Collected data:
....

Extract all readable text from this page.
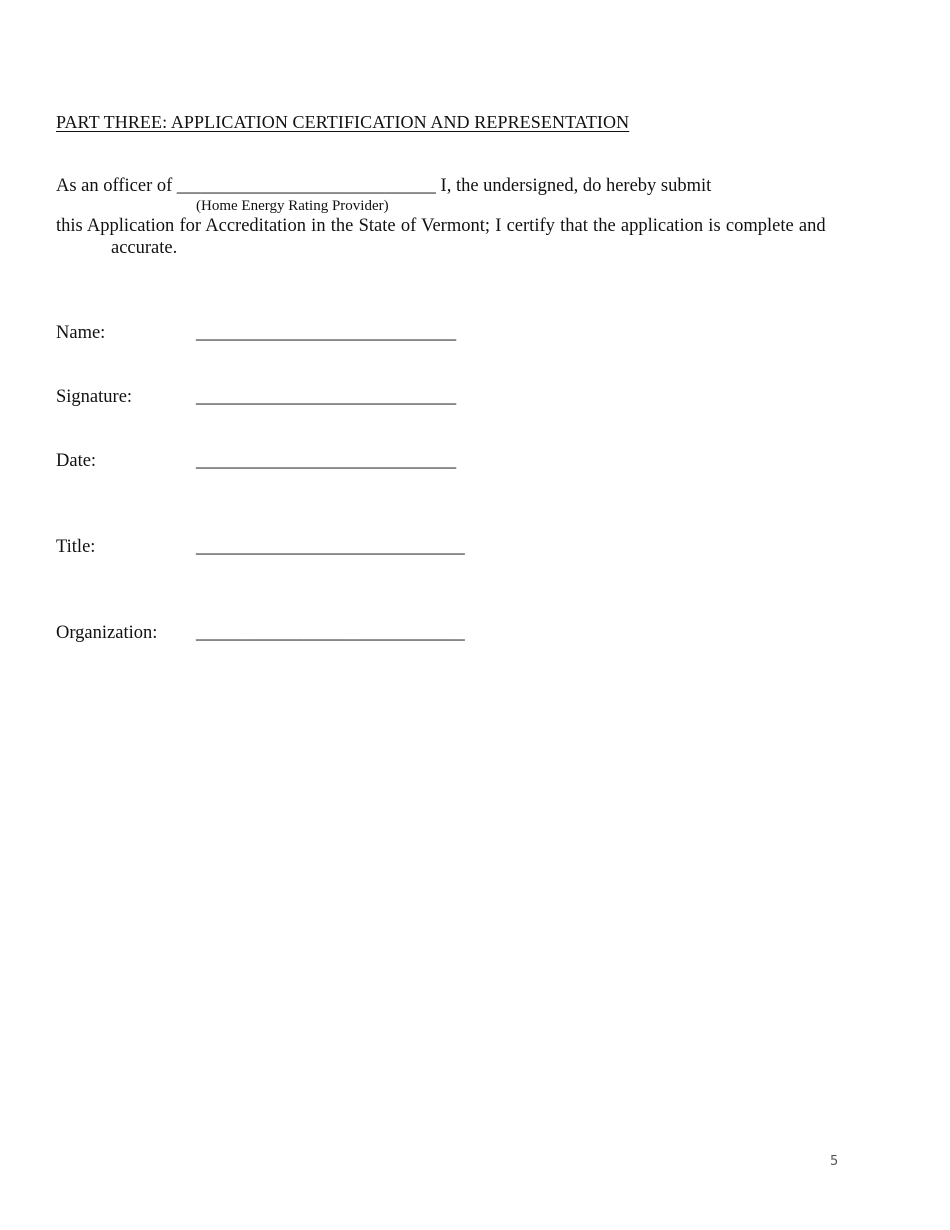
PART THREE: APPLICATION CERTIFICATION AND REPRESENTATION
As an officer of ____________________________ I, the undersigned, do hereby submit
(Home Energy Rating Provider)
this Application for Accreditation in the State of Vermont; I certify that the application is complete and
accurate.
Name:	______________________________
Signature:	______________________________
Date:	______________________________
Title:	_______________________________
Organization: _______________________________
5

....

YOUR GOAL: Copy each line of the preceding data that contains the string "this".

WRITTEN RESPONSE:
Extract all readable text from this page.
this Application for Accreditation in the State of Vermont; I certify that the application is complete and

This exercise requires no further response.